_Stated task_
Each line containing the word "more" must be reported.

=== Extracted entries ===

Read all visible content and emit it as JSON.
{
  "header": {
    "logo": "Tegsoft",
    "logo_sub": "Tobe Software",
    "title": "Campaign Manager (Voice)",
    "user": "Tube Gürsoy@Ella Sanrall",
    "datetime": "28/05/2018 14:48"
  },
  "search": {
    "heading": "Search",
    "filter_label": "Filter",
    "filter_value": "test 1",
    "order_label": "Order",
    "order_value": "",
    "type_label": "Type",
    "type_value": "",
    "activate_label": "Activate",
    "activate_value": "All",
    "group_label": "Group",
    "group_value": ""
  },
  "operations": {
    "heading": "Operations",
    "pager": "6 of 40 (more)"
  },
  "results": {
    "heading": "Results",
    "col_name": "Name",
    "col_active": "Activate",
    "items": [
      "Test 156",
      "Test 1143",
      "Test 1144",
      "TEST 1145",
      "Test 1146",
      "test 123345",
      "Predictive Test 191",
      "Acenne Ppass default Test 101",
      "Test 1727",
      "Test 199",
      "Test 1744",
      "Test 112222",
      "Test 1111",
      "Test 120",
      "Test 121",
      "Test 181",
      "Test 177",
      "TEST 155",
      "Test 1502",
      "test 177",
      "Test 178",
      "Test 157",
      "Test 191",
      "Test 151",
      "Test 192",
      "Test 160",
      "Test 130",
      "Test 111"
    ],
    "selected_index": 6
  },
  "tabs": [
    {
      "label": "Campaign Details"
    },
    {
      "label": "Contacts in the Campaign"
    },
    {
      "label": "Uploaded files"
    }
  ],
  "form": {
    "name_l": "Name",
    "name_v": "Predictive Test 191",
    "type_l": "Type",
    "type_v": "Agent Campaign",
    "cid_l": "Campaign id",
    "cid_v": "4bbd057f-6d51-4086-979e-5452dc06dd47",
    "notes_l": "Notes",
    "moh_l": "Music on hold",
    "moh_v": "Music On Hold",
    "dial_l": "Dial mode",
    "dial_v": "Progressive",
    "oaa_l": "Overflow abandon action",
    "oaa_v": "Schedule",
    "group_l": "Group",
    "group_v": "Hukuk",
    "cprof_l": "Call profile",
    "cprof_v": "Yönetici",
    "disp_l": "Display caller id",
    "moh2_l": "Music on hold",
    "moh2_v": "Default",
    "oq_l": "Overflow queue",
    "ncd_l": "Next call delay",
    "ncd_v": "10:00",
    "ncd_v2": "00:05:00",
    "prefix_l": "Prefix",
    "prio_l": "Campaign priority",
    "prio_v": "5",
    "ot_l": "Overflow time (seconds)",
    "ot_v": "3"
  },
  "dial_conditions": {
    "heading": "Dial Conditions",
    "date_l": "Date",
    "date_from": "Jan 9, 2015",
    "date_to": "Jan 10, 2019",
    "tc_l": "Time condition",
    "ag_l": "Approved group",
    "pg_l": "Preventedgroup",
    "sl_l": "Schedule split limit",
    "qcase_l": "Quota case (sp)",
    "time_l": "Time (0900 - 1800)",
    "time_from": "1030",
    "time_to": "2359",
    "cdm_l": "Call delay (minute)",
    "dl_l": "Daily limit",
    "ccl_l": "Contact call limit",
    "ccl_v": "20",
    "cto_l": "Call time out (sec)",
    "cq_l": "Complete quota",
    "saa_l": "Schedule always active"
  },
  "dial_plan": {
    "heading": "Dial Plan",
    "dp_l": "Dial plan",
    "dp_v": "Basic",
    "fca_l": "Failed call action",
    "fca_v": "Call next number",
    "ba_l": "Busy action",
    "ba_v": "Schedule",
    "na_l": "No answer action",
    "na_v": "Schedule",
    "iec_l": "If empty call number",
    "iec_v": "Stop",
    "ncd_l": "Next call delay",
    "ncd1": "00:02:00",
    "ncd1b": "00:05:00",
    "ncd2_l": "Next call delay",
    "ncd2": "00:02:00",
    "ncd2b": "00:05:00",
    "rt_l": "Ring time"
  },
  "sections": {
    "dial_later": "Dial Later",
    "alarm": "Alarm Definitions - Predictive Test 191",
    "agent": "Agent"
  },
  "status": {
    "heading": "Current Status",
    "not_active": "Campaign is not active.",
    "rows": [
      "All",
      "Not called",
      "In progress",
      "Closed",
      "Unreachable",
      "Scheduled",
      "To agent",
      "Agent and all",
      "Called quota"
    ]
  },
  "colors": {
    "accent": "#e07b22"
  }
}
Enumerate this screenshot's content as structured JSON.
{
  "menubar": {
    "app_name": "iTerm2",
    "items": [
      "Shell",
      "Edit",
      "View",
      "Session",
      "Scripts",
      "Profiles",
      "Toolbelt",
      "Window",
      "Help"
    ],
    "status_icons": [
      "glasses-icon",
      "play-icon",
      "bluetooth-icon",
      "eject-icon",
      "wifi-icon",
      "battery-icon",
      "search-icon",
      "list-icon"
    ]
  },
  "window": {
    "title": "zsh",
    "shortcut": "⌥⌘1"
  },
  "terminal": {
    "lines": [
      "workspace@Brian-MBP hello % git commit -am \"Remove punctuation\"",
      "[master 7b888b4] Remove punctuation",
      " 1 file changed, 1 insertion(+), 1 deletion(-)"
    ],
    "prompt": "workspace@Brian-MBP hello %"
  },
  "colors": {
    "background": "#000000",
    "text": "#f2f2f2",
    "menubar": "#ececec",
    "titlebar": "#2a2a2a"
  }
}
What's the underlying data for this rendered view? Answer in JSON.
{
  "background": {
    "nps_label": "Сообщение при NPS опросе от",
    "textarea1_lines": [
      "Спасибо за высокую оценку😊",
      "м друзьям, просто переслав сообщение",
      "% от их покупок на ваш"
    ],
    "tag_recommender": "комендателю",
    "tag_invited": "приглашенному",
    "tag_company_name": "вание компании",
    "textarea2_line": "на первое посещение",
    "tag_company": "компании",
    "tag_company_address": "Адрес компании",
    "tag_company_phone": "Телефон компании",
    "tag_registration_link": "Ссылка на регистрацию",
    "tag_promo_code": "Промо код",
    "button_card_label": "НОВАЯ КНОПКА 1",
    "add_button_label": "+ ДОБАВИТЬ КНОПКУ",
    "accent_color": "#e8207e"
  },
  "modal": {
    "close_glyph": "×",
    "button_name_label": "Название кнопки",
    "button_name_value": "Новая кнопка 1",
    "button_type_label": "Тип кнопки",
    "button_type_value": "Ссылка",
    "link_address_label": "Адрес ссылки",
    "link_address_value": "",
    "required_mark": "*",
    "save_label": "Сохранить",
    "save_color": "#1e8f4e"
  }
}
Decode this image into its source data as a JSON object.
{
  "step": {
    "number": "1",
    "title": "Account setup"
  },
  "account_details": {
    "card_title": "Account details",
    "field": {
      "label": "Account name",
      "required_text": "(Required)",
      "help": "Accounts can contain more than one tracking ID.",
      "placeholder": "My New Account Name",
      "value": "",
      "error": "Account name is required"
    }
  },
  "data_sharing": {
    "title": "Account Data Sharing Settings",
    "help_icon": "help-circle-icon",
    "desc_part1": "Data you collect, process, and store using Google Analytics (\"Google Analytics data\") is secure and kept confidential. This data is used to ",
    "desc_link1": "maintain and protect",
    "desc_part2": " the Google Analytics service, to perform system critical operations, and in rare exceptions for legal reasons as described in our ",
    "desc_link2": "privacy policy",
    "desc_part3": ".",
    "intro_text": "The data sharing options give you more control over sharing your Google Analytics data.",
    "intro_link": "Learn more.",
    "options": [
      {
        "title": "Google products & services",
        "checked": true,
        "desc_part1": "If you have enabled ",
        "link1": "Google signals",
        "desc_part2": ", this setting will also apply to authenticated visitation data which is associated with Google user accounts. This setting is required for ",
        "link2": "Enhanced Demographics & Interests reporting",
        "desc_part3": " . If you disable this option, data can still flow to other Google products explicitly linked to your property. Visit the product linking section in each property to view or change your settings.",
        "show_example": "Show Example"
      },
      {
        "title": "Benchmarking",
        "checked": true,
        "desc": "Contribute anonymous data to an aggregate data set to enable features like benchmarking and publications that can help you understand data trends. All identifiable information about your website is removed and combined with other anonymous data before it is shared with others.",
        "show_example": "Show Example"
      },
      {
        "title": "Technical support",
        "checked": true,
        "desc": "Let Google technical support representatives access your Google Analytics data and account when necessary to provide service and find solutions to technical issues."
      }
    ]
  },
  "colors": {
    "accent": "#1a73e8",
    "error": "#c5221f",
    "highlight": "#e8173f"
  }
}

===

_Response to this task_
    "pager": "6 of 40 (more)"
      "help": "Accounts can contain more than one tracking ID.",
    "intro_text": "The data sharing options give you more control over sharing your Google Analytics data.",
    "intro_link": "Learn more.",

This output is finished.